[Data items]
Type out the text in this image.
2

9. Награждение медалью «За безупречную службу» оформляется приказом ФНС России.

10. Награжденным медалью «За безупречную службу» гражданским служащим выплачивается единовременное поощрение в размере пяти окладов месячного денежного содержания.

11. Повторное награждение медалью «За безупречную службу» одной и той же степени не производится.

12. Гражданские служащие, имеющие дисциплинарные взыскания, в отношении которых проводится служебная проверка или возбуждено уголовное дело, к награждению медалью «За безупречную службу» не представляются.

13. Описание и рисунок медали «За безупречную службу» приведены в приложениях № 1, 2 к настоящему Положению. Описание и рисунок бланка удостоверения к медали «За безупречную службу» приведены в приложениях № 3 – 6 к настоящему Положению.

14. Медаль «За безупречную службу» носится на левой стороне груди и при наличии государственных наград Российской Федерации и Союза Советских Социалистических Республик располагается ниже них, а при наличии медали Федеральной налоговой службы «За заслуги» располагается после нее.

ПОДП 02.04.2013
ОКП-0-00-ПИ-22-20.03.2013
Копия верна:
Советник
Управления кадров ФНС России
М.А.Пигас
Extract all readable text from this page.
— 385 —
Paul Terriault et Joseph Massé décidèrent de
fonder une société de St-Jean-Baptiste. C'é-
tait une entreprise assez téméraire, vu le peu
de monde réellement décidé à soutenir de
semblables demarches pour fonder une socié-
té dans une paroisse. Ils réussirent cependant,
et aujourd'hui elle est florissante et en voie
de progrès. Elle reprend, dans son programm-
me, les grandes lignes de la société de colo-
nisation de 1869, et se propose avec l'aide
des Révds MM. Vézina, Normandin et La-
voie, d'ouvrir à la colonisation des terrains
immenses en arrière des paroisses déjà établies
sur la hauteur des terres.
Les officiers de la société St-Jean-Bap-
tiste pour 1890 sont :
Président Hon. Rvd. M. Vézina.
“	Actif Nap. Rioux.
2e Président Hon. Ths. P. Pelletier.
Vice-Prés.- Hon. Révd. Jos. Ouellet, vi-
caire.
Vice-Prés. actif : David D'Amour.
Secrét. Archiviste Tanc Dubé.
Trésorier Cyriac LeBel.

# Work to complete:
Filter the entries down to the lines with the word "société" in them.

# Final answer:
fonder une société de St-Jean-Baptiste. C'é-
me, les grandes lignes de la société de colo-
Les officiers de la société St-Jean-Bap-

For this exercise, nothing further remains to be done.